* [Job]: Copy out all lines that hold "RMSE".

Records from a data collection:
BEGIN
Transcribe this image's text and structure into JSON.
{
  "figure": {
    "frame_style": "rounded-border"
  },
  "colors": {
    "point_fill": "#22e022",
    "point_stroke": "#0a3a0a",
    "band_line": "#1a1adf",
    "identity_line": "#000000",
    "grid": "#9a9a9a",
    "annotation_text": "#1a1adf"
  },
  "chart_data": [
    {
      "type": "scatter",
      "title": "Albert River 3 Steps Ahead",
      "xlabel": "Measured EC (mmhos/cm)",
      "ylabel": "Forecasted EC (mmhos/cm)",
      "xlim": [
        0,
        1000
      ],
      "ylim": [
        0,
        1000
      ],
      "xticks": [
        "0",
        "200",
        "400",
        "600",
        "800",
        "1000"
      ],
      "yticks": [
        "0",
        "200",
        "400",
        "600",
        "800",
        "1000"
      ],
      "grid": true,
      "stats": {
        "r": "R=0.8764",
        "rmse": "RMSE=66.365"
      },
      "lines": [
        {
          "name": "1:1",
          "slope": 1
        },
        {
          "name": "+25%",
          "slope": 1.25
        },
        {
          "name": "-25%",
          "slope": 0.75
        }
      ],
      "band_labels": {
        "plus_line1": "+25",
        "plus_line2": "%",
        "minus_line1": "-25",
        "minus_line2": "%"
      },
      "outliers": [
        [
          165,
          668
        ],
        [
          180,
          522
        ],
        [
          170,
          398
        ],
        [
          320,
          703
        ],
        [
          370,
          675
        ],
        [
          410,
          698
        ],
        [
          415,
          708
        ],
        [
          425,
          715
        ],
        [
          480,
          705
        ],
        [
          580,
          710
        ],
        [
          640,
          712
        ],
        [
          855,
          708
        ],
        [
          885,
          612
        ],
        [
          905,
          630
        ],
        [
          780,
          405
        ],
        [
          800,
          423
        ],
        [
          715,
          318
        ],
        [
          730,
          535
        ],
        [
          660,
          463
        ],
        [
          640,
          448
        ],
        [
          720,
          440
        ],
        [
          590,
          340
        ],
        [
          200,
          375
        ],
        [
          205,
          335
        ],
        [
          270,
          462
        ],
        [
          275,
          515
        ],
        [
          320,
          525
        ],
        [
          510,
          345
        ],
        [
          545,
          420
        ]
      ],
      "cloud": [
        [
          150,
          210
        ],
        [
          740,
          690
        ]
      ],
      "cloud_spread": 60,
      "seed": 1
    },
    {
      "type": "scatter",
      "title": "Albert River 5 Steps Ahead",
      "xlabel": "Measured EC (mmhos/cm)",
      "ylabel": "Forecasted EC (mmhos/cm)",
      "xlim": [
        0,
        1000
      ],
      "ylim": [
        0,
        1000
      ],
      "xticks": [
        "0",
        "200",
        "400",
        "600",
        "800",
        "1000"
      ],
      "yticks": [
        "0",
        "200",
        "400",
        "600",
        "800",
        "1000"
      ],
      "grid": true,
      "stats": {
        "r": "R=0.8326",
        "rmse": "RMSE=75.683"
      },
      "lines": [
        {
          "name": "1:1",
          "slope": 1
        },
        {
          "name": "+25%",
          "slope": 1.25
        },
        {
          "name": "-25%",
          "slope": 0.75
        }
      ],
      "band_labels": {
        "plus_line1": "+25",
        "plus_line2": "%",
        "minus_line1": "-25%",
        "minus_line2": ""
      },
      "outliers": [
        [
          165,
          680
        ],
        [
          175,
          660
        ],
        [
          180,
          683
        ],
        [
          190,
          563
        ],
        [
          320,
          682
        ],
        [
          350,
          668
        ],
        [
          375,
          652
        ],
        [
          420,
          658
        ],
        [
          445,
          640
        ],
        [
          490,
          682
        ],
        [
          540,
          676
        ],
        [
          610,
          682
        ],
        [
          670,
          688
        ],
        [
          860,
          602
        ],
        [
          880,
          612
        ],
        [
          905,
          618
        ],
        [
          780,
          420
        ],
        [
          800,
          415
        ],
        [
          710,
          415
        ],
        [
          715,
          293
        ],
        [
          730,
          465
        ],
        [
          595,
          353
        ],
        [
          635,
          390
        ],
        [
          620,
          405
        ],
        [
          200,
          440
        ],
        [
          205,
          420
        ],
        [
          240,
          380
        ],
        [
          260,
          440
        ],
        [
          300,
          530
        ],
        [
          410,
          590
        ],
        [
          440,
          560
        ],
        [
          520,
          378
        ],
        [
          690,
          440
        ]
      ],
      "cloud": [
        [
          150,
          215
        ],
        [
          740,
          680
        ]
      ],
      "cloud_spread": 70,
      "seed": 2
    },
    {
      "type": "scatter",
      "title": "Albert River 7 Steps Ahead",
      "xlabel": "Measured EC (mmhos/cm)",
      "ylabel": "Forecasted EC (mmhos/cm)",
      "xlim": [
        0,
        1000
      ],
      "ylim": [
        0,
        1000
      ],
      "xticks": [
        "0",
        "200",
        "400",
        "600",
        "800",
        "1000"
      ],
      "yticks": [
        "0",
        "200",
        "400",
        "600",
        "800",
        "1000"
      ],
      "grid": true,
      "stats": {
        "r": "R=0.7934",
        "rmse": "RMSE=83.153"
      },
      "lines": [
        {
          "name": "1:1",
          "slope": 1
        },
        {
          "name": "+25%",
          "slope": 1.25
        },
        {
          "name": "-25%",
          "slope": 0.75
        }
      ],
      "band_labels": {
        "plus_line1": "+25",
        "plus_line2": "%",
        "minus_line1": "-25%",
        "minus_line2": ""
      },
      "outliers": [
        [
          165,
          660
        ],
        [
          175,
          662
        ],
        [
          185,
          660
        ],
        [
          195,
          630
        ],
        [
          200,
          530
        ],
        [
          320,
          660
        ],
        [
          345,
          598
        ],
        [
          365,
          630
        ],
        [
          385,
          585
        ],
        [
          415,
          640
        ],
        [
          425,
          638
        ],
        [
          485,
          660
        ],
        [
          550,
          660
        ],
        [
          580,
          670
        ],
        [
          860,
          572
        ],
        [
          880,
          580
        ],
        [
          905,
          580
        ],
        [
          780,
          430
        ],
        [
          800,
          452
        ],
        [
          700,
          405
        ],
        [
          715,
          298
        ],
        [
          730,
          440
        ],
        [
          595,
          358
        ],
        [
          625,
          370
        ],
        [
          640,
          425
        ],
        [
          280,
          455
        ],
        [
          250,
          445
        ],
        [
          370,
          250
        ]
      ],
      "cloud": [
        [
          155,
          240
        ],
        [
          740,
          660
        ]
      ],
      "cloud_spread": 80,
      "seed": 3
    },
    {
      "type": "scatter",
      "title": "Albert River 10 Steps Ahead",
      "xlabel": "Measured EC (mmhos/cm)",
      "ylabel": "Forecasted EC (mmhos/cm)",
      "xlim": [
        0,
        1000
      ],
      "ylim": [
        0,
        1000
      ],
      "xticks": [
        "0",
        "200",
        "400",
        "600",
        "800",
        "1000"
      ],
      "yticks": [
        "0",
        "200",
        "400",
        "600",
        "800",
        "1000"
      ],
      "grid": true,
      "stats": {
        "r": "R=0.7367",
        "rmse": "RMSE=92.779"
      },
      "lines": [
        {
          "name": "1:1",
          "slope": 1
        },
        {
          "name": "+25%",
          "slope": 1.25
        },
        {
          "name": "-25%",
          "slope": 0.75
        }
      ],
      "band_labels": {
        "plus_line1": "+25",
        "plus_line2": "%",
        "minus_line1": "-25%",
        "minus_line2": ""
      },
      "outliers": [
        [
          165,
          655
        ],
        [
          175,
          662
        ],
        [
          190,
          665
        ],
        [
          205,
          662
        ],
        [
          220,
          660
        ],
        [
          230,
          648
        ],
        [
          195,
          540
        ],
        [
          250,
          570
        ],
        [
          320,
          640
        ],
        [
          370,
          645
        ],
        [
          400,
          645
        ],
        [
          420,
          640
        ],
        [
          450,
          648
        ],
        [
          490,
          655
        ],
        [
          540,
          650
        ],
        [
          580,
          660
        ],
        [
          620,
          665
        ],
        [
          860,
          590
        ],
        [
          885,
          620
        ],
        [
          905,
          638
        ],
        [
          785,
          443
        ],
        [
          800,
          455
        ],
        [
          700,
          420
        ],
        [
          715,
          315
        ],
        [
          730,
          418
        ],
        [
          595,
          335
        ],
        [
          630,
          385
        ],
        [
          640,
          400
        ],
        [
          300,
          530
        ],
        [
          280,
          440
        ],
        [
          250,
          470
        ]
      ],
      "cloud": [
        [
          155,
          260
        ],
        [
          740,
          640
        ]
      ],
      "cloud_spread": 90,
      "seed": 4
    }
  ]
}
END
* [Complete output]:
        "rmse": "RMSE=66.365"
        "rmse": "RMSE=75.683"
        "rmse": "RMSE=83.153"
        "rmse": "RMSE=92.779"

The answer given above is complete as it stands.